GIVEN EXERCISE:
Gather each line of the records where "Moderate" appears.

++++ DATA TO PROCESS

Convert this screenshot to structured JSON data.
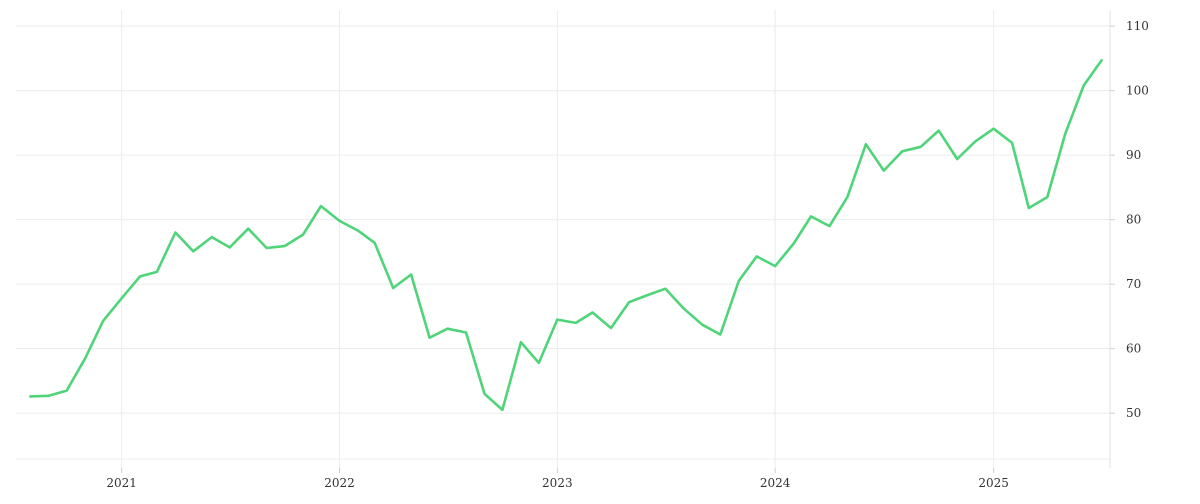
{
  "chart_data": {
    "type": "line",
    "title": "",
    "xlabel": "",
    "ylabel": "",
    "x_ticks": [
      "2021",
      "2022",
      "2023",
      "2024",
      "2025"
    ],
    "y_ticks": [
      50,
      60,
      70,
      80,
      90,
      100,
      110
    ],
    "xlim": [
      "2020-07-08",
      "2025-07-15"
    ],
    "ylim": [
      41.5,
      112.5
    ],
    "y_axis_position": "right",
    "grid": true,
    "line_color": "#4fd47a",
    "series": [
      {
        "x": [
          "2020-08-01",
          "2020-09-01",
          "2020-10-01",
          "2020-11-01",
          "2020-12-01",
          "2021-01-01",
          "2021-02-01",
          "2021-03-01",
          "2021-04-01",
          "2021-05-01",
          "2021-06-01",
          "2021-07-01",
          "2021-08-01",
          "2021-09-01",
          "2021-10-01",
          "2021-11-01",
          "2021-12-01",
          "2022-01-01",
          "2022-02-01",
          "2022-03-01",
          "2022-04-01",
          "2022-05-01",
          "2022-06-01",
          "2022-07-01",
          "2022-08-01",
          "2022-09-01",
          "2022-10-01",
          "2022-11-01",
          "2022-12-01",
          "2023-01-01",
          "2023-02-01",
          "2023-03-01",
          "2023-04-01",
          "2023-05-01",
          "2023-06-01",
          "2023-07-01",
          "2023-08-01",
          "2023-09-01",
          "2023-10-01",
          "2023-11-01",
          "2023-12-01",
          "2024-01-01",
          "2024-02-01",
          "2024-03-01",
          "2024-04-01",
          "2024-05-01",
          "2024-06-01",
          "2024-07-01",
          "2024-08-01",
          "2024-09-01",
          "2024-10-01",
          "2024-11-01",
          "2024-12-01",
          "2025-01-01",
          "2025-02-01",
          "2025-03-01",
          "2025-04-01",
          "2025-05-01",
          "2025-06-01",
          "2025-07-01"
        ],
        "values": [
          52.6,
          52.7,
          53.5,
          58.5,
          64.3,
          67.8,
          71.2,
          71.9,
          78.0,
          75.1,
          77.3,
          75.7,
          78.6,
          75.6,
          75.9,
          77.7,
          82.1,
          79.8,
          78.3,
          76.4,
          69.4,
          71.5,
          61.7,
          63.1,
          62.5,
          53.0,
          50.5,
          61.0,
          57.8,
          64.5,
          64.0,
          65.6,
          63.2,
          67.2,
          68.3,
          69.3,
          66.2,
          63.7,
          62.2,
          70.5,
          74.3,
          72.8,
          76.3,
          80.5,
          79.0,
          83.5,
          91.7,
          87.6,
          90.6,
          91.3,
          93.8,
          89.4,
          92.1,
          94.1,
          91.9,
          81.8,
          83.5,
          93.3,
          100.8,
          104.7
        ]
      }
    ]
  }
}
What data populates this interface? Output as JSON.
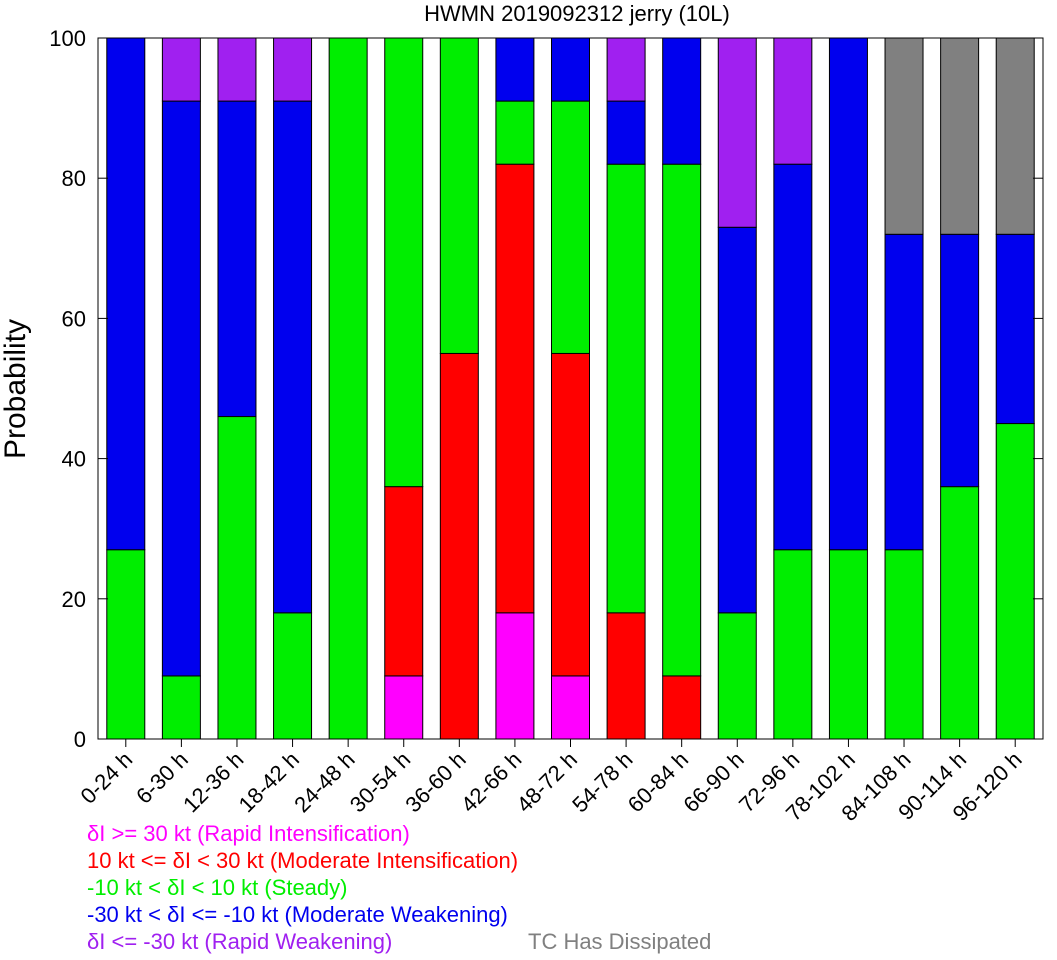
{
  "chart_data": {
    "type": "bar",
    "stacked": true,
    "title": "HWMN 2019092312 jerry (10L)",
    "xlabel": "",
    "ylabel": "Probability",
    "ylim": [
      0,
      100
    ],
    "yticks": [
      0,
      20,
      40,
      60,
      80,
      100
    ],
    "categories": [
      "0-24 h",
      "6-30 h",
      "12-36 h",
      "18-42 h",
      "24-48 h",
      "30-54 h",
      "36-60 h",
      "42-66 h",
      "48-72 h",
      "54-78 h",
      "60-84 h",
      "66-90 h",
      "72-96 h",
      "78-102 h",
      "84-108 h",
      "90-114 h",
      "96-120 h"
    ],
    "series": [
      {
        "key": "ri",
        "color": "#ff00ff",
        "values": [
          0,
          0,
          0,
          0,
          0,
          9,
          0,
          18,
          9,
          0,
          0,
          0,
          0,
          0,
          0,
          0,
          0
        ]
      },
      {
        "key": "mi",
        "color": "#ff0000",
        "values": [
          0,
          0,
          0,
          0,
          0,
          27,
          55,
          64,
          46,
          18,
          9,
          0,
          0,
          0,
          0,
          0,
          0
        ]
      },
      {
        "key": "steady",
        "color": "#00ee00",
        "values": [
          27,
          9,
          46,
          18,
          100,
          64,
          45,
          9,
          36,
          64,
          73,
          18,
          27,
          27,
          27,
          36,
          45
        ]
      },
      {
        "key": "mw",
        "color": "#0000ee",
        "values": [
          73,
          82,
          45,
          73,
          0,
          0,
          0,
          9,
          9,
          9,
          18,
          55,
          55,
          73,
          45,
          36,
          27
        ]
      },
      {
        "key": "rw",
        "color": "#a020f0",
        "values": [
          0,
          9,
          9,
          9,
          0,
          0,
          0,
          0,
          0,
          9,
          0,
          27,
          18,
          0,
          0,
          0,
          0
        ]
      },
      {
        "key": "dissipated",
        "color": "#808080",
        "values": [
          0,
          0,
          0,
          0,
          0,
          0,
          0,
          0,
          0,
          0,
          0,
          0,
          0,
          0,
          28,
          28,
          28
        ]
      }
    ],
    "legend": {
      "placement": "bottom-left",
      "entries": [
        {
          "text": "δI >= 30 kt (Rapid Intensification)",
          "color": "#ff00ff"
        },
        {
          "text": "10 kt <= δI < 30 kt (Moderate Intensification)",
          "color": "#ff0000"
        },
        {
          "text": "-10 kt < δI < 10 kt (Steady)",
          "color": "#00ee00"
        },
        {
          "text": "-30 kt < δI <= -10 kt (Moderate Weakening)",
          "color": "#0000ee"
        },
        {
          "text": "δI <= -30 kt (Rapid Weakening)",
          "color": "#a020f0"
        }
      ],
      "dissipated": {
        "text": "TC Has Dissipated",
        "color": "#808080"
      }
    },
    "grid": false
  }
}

++++++++

FINAL ANSWER:
          "text": "10 kt <= δI < 30 kt (Moderate Intensification)",
          "text": "-30 kt < δI <= -10 kt (Moderate Weakening)",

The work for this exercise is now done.